Stated task
Make an exact copy of the records, with the images left out.

*-*-*

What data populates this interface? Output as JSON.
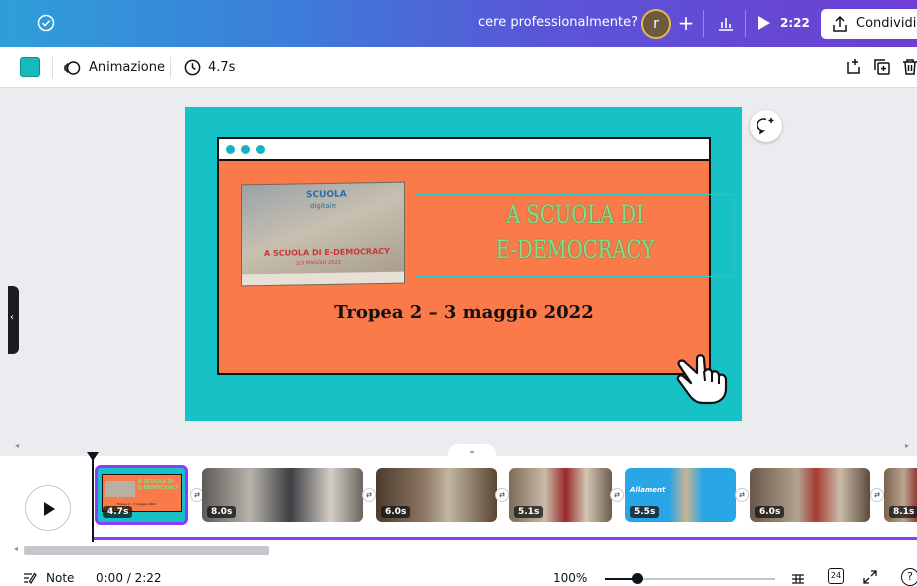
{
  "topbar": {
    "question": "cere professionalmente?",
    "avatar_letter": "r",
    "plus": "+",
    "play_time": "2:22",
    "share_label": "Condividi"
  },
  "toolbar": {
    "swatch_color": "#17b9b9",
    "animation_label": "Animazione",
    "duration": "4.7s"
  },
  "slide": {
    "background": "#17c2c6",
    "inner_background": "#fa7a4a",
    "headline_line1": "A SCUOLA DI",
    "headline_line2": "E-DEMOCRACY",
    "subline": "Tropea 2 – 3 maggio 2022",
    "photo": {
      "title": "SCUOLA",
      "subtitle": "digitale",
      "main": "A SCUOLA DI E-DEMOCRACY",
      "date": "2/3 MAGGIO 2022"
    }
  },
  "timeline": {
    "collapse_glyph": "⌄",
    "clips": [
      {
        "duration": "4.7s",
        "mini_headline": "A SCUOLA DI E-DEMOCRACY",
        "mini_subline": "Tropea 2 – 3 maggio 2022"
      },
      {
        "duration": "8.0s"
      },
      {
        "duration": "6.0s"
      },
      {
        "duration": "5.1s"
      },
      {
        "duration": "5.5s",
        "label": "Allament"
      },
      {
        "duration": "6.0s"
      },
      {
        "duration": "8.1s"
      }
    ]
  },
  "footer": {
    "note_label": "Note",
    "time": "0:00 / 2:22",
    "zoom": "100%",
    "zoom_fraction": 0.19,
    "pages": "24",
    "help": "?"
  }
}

*-*-*

The answer
What data populates this interface? Output as JSON.
{
  "topbar": {
    "question": "cere professionalmente?",
    "avatar_letter": "r",
    "plus": "+",
    "play_time": "2:22",
    "share_label": "Condividi"
  },
  "toolbar": {
    "swatch_color": "#17b9b9",
    "animation_label": "Animazione",
    "duration": "4.7s"
  },
  "slide": {
    "background": "#17c2c6",
    "inner_background": "#fa7a4a",
    "headline_line1": "A SCUOLA DI",
    "headline_line2": "E-DEMOCRACY",
    "subline": "Tropea 2 – 3 maggio 2022",
    "photo": {
      "title": "SCUOLA",
      "subtitle": "digitale",
      "main": "A SCUOLA DI E-DEMOCRACY",
      "date": "2/3 MAGGIO 2022"
    }
  },
  "timeline": {
    "collapse_glyph": "⌄",
    "clips": [
      {
        "duration": "4.7s",
        "mini_headline": "A SCUOLA DI E-DEMOCRACY",
        "mini_subline": "Tropea 2 – 3 maggio 2022"
      },
      {
        "duration": "8.0s"
      },
      {
        "duration": "6.0s"
      },
      {
        "duration": "5.1s"
      },
      {
        "duration": "5.5s",
        "label": "Allament"
      },
      {
        "duration": "6.0s"
      },
      {
        "duration": "8.1s"
      }
    ]
  },
  "footer": {
    "note_label": "Note",
    "time": "0:00 / 2:22",
    "zoom": "100%",
    "zoom_fraction": 0.19,
    "pages": "24",
    "help": "?"
  }
}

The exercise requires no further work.